| Aim |
Search the material below for the word "siempre". Copy every line that has it.

--- --- ---

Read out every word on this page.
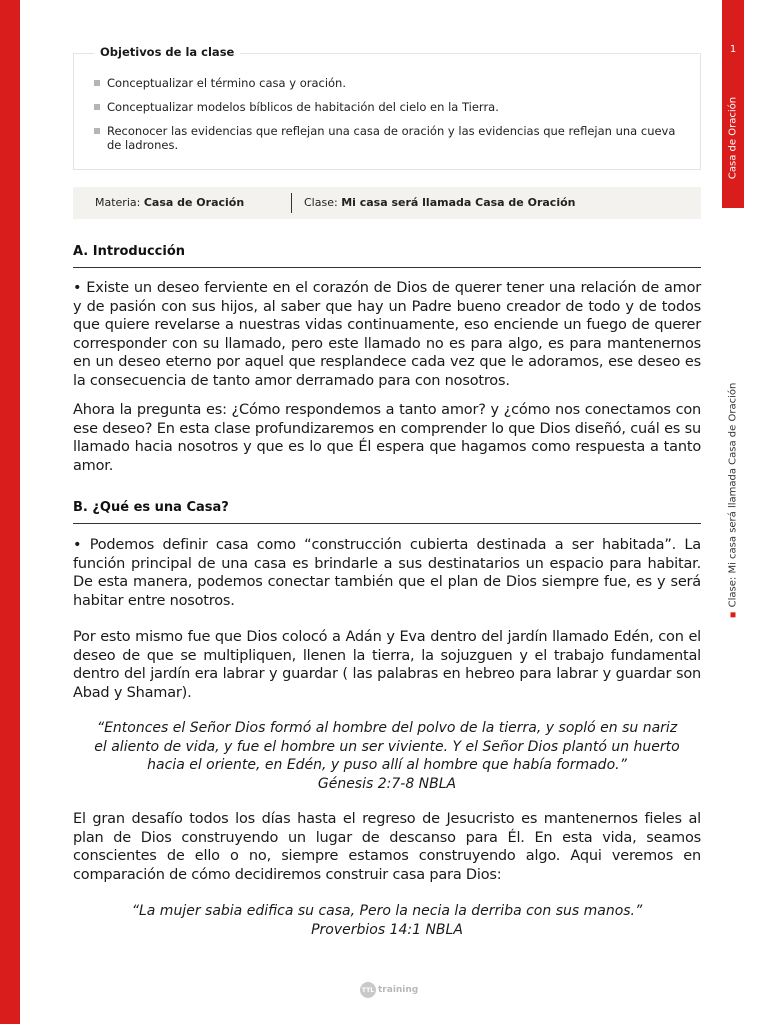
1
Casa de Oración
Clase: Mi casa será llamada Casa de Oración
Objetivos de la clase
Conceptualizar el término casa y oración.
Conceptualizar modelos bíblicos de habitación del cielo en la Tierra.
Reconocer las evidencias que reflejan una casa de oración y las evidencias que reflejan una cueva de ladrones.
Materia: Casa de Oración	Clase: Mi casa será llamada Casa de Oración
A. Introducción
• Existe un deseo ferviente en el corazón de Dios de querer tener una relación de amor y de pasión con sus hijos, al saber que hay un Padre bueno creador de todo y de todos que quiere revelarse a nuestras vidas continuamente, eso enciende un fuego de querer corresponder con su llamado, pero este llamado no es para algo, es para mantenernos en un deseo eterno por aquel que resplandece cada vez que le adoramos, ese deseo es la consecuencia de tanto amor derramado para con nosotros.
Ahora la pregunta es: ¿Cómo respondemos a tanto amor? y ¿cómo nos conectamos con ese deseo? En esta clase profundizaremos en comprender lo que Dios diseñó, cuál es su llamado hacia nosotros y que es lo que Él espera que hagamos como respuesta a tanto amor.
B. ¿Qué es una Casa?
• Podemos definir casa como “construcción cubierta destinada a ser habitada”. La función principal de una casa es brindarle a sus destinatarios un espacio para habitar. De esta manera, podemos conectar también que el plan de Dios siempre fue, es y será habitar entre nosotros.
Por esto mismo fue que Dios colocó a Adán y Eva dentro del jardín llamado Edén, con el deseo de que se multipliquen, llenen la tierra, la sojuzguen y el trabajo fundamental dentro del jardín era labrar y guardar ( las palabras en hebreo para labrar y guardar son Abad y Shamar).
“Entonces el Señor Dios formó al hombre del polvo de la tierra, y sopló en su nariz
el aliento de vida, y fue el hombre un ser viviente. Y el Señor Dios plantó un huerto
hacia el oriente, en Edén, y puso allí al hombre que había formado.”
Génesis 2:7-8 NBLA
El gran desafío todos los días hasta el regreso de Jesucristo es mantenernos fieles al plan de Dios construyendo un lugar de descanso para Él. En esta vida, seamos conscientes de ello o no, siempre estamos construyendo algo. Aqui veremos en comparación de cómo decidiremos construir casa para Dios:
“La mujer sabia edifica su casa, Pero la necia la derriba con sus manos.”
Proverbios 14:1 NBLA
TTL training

--- --- ---

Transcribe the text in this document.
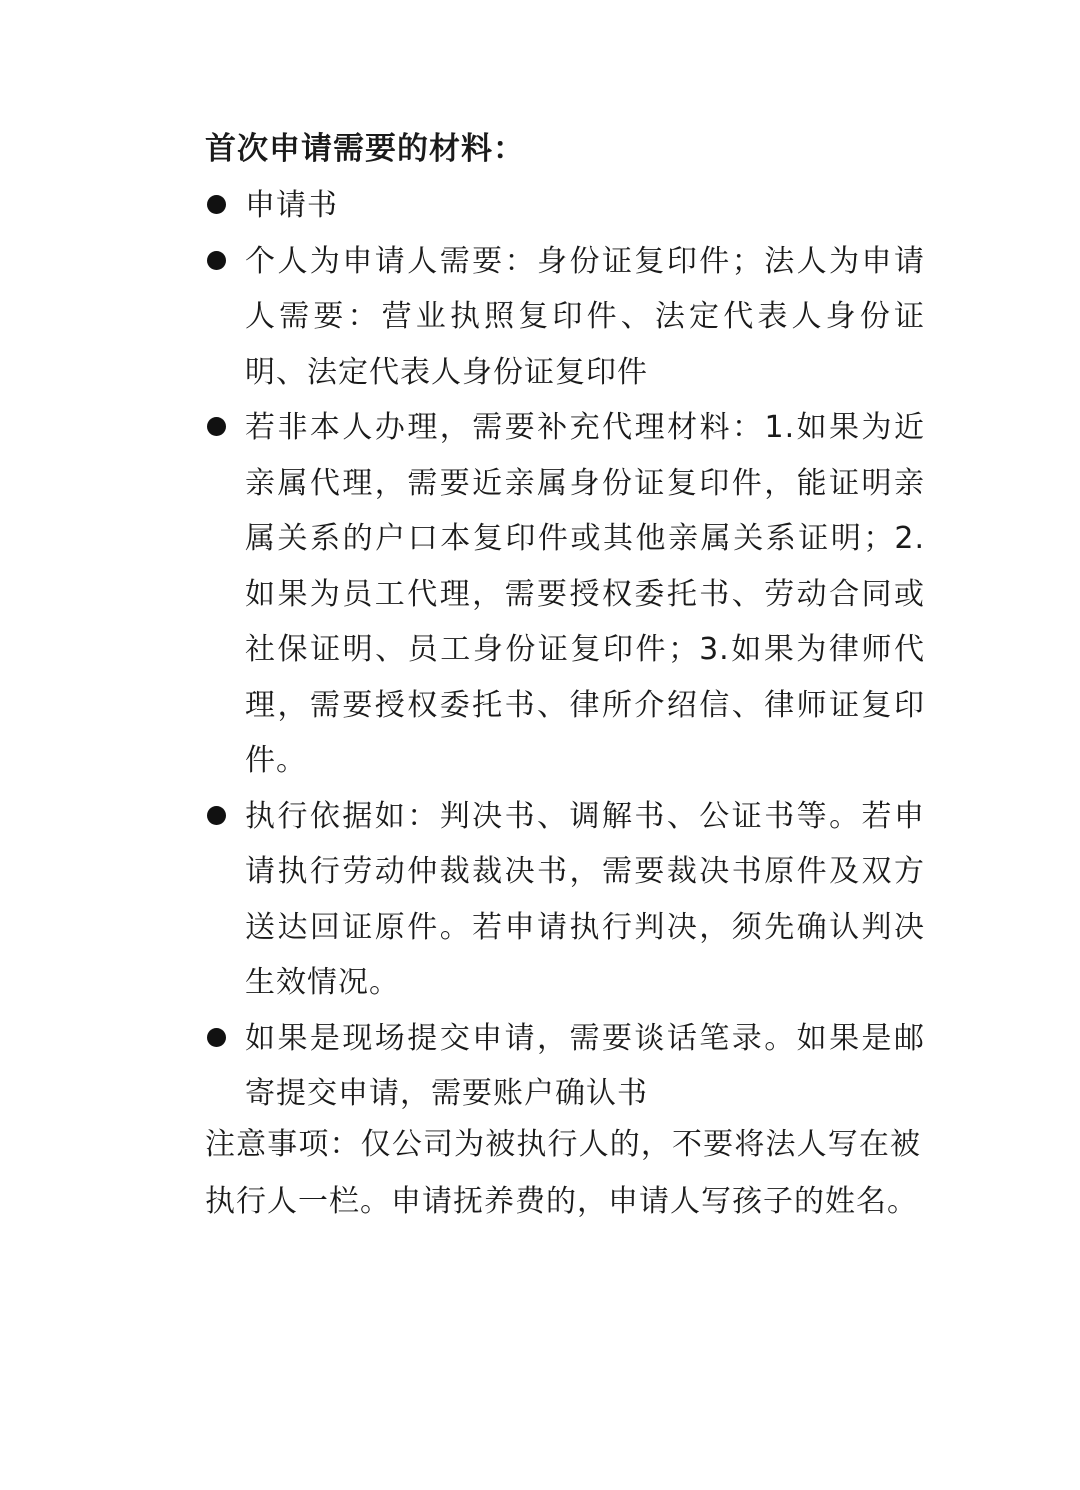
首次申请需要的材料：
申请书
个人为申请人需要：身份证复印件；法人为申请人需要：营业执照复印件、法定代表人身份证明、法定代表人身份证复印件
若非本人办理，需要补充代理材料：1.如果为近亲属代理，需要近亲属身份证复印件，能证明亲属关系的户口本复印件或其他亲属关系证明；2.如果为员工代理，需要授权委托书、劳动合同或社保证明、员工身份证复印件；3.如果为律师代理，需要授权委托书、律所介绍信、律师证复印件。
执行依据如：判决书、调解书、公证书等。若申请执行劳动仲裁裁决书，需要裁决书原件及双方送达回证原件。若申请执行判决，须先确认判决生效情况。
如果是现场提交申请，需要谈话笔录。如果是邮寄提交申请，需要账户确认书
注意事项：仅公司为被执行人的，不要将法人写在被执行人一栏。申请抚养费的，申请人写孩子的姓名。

--- --- ---

| Response |
• Podemos definir casa como “construcción cubierta destinada a ser habitada”. La función principal de una casa es brindarle a sus destinatarios un espacio para habitar. De esta manera, podemos conectar también que el plan de Dios siempre fue, es y será habitar entre nosotros.
El gran desafío todos los días hasta el regreso de Jesucristo es mantenernos fieles al plan de Dios construyendo un lugar de descanso para Él. En esta vida, seamos conscientes de ello o no, siempre estamos construyendo algo. Aqui veremos en comparación de cómo decidiremos construir casa para Dios:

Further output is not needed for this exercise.